=== WHAT TO DO ===
Repeat the lines below exactly as they appear, but leave out the images.
──────── DATA TO USE
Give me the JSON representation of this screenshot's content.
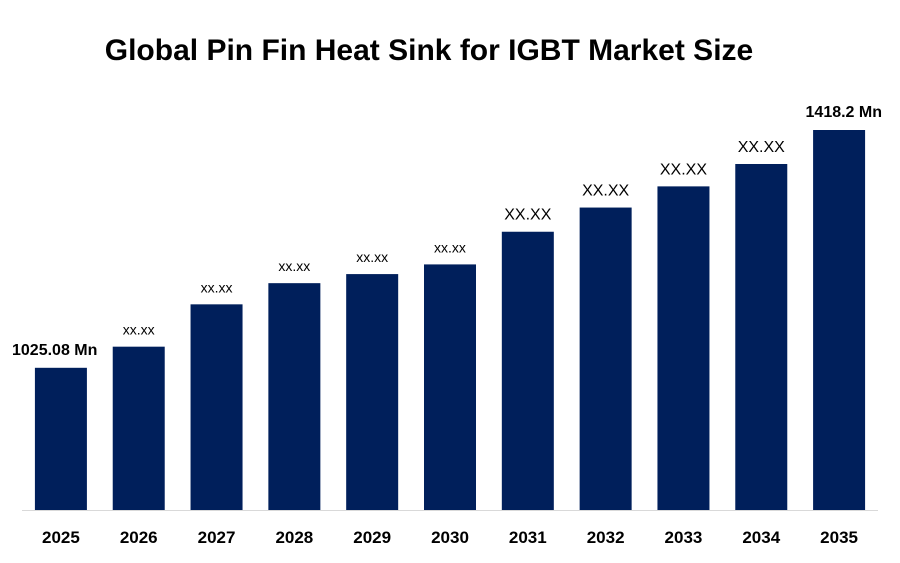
{
  "chart_data": {
    "type": "bar",
    "title": "Global Pin Fin Heat Sink for IGBT Market Size",
    "xlabel": "",
    "ylabel": "",
    "categories": [
      "2025",
      "2026",
      "2027",
      "2028",
      "2029",
      "2030",
      "2031",
      "2032",
      "2033",
      "2034",
      "2035"
    ],
    "values": [
      1025.08,
      1060,
      1130,
      1165,
      1180,
      1196,
      1250,
      1290,
      1325,
      1362,
      1418.2
    ],
    "data_labels": [
      "1025.08 Mn",
      "xx.xx",
      "xx.xx",
      "xx.xx",
      "xx.xx",
      "xx.xx",
      "XX.XX",
      "XX.XX",
      "XX.XX",
      "XX.XX",
      "1418.2 Mn"
    ],
    "ylim": [
      790,
      1418.2
    ],
    "grid": false,
    "legend": "none",
    "bar_color": "#001f5b",
    "axis_color": "#d9d9d9"
  }
}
────────────────
=== RESPONSE ===
Give me the JSON representation of this screenshot's content.
{
  "chart_data": {
    "type": "bar",
    "title": "Global Pin Fin Heat Sink for IGBT Market Size",
    "xlabel": "",
    "ylabel": "",
    "categories": [
      "2025",
      "2026",
      "2027",
      "2028",
      "2029",
      "2030",
      "2031",
      "2032",
      "2033",
      "2034",
      "2035"
    ],
    "values": [
      1025.08,
      1060,
      1130,
      1165,
      1180,
      1196,
      1250,
      1290,
      1325,
      1362,
      1418.2
    ],
    "data_labels": [
      "1025.08 Mn",
      "xx.xx",
      "xx.xx",
      "xx.xx",
      "xx.xx",
      "xx.xx",
      "XX.XX",
      "XX.XX",
      "XX.XX",
      "XX.XX",
      "1418.2 Mn"
    ],
    "ylim": [
      790,
      1418.2
    ],
    "grid": false,
    "legend": "none",
    "bar_color": "#001f5b",
    "axis_color": "#d9d9d9"
  }
}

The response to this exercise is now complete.